• Objective: Go through the data below. Pull out every line that has the word "where".

• Material provided:
──────────
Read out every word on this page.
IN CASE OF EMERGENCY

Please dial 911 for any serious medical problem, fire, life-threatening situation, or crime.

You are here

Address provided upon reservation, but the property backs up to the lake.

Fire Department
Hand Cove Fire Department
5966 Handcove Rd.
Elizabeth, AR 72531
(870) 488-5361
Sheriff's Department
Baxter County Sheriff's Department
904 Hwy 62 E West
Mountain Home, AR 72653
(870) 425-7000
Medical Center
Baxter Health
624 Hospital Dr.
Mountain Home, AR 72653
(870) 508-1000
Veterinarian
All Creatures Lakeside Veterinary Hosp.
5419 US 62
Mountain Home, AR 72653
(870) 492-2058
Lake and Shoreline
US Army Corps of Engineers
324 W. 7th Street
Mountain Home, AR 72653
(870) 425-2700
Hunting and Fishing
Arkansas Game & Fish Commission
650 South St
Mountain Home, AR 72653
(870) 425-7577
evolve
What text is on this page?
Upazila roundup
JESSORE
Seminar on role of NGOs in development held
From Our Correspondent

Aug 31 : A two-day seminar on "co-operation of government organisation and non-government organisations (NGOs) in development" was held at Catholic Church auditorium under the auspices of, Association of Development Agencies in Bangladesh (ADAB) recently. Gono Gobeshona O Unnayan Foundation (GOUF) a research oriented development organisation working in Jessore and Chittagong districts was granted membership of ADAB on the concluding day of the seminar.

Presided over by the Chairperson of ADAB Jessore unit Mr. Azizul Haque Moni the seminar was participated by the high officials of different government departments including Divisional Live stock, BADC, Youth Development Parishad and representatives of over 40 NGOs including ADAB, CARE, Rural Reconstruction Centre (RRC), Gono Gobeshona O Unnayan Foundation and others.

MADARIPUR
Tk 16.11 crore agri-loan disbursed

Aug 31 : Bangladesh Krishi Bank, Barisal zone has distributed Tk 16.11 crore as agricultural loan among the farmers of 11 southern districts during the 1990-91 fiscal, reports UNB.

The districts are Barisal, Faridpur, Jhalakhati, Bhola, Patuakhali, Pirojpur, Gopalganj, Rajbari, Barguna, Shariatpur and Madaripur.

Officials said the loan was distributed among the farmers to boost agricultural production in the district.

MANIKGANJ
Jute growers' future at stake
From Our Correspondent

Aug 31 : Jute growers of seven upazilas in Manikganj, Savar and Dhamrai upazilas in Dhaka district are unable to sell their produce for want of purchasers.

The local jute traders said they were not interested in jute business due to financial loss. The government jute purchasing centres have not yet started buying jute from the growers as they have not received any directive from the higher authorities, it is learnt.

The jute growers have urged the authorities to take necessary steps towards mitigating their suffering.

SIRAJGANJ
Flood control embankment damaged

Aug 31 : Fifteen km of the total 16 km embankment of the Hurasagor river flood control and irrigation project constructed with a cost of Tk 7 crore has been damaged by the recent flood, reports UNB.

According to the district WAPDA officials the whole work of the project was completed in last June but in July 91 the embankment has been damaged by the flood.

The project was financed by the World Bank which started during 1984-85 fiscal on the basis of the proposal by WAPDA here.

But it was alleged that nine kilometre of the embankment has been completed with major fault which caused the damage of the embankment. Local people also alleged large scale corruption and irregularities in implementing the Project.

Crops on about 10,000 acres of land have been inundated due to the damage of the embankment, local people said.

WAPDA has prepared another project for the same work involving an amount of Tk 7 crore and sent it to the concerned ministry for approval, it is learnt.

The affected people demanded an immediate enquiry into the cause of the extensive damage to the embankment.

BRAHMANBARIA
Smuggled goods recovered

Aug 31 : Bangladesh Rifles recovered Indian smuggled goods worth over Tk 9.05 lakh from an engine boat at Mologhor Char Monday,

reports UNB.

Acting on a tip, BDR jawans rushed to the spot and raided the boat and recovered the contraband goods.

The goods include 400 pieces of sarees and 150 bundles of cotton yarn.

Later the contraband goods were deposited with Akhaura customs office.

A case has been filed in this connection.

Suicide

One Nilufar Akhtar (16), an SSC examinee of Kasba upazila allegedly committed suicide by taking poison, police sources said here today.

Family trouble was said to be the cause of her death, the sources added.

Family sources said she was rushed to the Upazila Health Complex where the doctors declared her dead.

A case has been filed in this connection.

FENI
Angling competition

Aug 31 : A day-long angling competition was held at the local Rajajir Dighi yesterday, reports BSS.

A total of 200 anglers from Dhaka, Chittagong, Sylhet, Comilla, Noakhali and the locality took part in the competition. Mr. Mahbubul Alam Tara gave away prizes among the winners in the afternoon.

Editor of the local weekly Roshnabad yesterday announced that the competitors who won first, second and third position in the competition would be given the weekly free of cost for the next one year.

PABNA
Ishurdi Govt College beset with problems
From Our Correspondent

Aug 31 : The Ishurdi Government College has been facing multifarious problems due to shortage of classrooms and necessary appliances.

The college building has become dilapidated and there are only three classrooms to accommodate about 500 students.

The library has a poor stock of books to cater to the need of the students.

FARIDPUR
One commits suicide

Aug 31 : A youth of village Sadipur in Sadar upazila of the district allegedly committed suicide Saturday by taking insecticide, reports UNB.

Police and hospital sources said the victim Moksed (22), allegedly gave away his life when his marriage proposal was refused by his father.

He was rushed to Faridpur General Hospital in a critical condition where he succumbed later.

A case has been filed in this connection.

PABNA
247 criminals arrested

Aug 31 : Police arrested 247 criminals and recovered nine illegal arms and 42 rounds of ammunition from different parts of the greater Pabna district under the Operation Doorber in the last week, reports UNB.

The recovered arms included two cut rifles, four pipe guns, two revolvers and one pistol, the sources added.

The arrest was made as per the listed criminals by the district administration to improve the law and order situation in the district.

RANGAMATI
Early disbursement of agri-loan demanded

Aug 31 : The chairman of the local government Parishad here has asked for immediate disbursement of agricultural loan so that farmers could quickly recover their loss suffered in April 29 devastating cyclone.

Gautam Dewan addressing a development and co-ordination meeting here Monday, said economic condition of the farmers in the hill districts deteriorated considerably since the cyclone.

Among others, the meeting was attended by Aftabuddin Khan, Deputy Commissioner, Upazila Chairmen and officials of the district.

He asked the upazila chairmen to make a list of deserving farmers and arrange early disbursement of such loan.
──────────
• Written response:
Family sources said she was rushed to the Upazila Health Complex where the doctors declared her dead.
He was rushed to Faridpur General Hospital in a critical condition where he succumbed later.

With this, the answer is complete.